- _Parts of the exercise_
1. Answer these questions from the essay about why the writer travels:
(a) In which city did the writer get lost and end up riding a Ferris wheel?
(b) What kind of home does the writer live in?
(c) Which two services does the essay name for binge-watching shows?
2. Write the next part of the essay about why the writer travels, picking up right after its final sentence.

- _Extracted text_
########################################

Why do you travel?  Really, why do you do it?  Do you enjoy seeing the sites or trying all of the different and unique foods that you find?  Do you collect things, like clothes or books or antiques?  Do you just love to have (collect?) new experiences and capture new memories that only you and you alone will ever fully appreciate?

I used to think that I travelled more for the sake of it than anything else, and I think that, some part of me feels that way.  I travel as often as I can; as much as time and money will allow.  I used to think that, if I could, I would travel all the time, just collecting those experiences that no one else will ever have.  Like getting lost in Helsinki and walking into a suburb and on the way home, accidentally finding their amazing amusement park and riding on the Ferris wheel.  Or being the first white woman to set foot on a small island in the South Pacific and learn what it’s like to really be the odd one out, in every sense of the word.

As I get older, though, I realize more and more that those really aren’t the reasons that I travel.  Here’s the real reason, truly shown to me as I started to cry (in public) reading a passage in a book from a woman much like me, who was in search of the same thing:

I travel because I am looking for my home.  My real home.  Not that I don’t like the place that I live.  I love my little condo.  It’s a perfect size and a real haven for me (when the dog downstairs isn’t barking, that is).  I live very near to my parents, with whom I am very close, and I really treasure that.  But more and more, I realize that I am not meant to live here; that this isn’t my real home.  I think that that explains, more than anything else, why I haven’t dated anyone since I moved back to the US from Europe the last time.  I just don’t get American guys.  Or most Americans, for that matter.  Why?  I don’t fully know, but I just feel like the odd one out and as an outsider here.  I want to sit at a sidewalk cafe in the evenings with friends, and people here don’t really do that.  I want to go out and drink for the conversations with companions that happens, and Americans haven’t learned how to do that yet.  I don’t understand baseball caps, tennis shows, shouting at waiters or the need to photograph, tweet and post to facebook every single aspect of one’s life.

I don’t know why people don’t go out, but rather, stay at home, binge-watching shows on Netflix or On Demand.  I get lonely, because no one but my parents wants to go to the museums and then to a cafe and discuss what was on display.  No one wants to just take a leisurely time at a meal.  Talking.  Eating.  Enjoying the atmosphere.  That doesn’t happen here.  Buildings are too new.  People have to drive everywhere.  People, especially where I live, aren’t interested in meeting people and making new friends.  Not after high school or possibly college.  They will be nice to you, but never will that really translate into an invitation to join them for a meal or a trip to a movie or anything like that.

########################################

- _Material_
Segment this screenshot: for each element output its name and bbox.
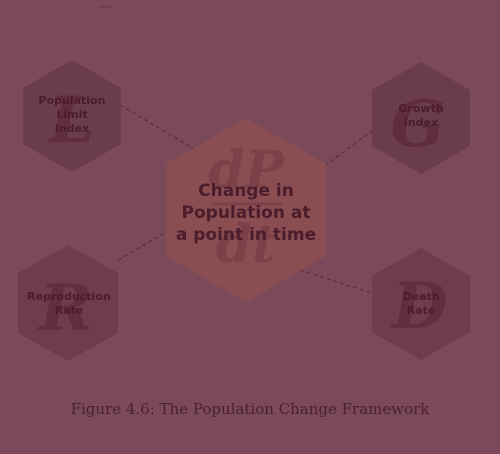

########################################

- _Final results_
1.
(a) Helsinki.
(b) A condo.
(c) Netflix and On Demand.

2.
And more than that, there is something singularly intangible that I cannot even put into words, but that makes me cry in the US and smile broadly in Europe.  Call it atmosphere, call it whatever you will, but whenever I am in Europe I just become lighter.  Almost another person.  I stop more.  And I mean that in the sense that I don’t feel the incessant need to always be *doing* something.  No.  Instead, I stop.  I have a coffee at a cafe or a glass of wine somewhere and just watch the world.  Or I talk to people.  And there, they not only talk back, they start conversations, invite me to their homes or out with their friends or even into the backs of their restaurants to teach me to make real dumplings, in the case of my time in Shanghai, China.

I travel because I want to find the place where I really belong.  The place where I just naturally feel comfortable.  Peaceful.  Content.  Where people want to be my friends as much I want to be theirs.  The place where I would be happy to just ‘be.’

I have come very close on a number of occasions.  Germany was the first, when I visited my brother while he we stationed there.  Austria was even closer.  I spent a few days in Vienna, and on accident I had a last-minute issue that prevented me from going back to Hungary, so instead went back to Vienna and never regretted it.  Ireland was close, but somehow, not as much as Norway.  There was just a sense of total ease that I felt in these places.  Even Paris, not speaking any French or even really knowing the true Parisian culture, I felt it closely, though I knew all along that it wasn’t *quite* the place for me.  Close, but just not quite.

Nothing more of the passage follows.